> Exercise 1:
Using the excerpt on daily fantasy sports advertising, answer each question in a word or short phrase.
(a) What settlement range are DraftKings and FanDuel reportedly nearing with New York's attorney general?
(b) At what firm is Chris Grove a partner?
(c) How many national TV commercials did the two companies run this year through October 23?
> Exercise 2:
Write the next few paragraphs of the excerpt on daily fantasy sports advertising, picking up after its final sentence.

> Excerpt to read:
BEGIN
It’s too bad there isn’t an app that lets companies change their business models every day.
According to a New York Times report, daily fantasy sports titans DraftKings and FanDuel are nearing an $8 million to $12 million settlement agreement for a false advertising case with New York’s attorney general. The settlement’s cost, along with the fees of PR and lobbying firms that DraftKings and FanDuel have employed to influence lawmakers into legalizing DFS, has created cash flow problems for the companies, who are now struggling to pay vendors. As DFS operators have restructured their finances – a possible merger has been speculated for several months — their ad spend has been in free fall, which is bad news for media outlets who’ve banked on DFS’s massive marketing budgets.
“The financial difficulties facing DFS operators will likely cause them to curtail their advertising budgets,” said Chris Grove, partner at gambling consulting firm Narus Advisors. “Given a choice between continuing to pay lobbyists or running more ads, DraftKings and FanDuel would be facing no choice at all.”
DraftKings, FanDuel and several large sports publishers either declined interview requests or failed to return messages for this story. Data from ad tracking firm iSpot.tv shows that this year through October 23, DraftKings and FanDuel together spent $23.9 million to run 12,307 commercials on national TV this year. In the comparable year-ago period, the companies spent $256.7 million on 73,716 national TV commercials.
END
Document layout analysis data:
BEGIN
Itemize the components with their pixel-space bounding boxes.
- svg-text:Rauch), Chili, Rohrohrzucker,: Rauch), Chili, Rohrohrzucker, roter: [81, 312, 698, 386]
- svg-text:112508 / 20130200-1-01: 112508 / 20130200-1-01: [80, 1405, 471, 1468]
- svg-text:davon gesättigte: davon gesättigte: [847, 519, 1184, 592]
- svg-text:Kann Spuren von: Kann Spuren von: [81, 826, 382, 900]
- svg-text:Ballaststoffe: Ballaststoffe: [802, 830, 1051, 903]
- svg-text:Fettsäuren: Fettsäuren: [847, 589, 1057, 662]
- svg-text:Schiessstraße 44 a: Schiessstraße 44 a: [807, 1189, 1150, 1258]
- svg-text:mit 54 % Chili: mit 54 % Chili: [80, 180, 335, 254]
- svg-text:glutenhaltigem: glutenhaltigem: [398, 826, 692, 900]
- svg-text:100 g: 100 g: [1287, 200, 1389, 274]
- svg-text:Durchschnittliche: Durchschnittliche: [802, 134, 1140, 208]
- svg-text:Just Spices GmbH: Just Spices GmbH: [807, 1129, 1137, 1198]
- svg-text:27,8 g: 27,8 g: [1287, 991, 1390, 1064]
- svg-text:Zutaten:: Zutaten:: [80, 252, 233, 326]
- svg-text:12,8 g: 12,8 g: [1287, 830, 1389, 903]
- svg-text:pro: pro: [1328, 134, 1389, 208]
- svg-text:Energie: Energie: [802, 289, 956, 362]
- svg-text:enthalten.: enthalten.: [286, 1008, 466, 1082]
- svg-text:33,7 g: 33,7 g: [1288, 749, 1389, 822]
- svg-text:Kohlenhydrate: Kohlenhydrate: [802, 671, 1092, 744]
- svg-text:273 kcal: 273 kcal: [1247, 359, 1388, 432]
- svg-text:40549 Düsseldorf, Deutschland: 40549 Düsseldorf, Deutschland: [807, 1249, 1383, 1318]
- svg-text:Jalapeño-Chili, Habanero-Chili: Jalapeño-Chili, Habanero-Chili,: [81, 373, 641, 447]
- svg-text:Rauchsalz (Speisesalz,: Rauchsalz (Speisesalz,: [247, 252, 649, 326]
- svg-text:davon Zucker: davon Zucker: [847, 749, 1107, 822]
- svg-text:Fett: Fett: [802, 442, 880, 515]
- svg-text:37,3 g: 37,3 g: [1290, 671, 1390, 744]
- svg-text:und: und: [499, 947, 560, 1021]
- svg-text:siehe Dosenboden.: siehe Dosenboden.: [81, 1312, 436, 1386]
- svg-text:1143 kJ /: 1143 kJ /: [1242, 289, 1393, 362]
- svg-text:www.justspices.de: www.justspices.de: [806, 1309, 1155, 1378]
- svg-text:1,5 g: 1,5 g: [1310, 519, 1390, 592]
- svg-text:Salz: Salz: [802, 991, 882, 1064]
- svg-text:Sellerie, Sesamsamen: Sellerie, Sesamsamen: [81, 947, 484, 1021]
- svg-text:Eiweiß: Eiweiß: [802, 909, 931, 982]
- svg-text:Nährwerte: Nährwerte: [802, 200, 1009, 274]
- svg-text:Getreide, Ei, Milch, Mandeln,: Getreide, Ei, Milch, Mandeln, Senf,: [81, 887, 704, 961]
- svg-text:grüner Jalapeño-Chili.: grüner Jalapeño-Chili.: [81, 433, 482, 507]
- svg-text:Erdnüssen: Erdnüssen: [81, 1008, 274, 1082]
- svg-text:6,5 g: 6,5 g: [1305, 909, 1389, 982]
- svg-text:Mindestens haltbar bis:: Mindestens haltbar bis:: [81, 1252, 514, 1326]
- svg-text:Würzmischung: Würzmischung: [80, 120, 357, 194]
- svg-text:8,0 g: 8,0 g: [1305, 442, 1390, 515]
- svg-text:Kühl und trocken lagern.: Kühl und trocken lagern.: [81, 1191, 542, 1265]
END
> Task result 1:
(a) $8 million to $12 million
(b) Narus Advisors
(c) 12,307

> Task result 2:
The pair had already significantly reduced their mobile ad spend around this time last year. A FanDuel spokesperson called the ad spending decline seasonal. “It peaks at the beginning of NFL season and declines as the season goes on.”
The beginning of the NFL season does provide a boost for DraftKings and FanDuel. Brandwatch data shows that online mentions of the companies peak during the first Sunday of the NFL season. But although DFS activity is greatest during NFL play, their ad spend hasn’t picked up this season. Last year, the two companies ran mobile ads across all 20 networks tracked by Sensor Tower, which measures spending across mobile ad networks. This year, the companies have run ads on just five networks, and the number of ads on the networks have significantly declined (the Sensor Tower data didn’t specify by how much). In September, DraftKings’ share of app install ads on Facebook fell by about 75 percent year over year while FanDuel’s share tumbled about 96 percent in the same period, according to Sensor Tower.
There’s a little blip around the start of the NFL season in September, but otherwise, DFS mobile ad impressions nearly disappear altogether.
“The campaigns were turned off instantly when they got into legal troubles,” said Wes McCabe, Sensor Tower product marketing lead. “Now it may be more financial trouble than anything else” for why the spend remains low.
Data from MediaRadar, which tracks online ad spending, shows that the DFS giants are advertising on few websites this year. Last September, both FanDuel and DraftKings ads appeared on more than 150 websites. Now, their ads appear on fewer than a dozen websites. “The story in the Times isn’t a shock,” said Grove of Narus Advisors. “People have understood for nearly a year that those [ad spend] levels would not be repeated.”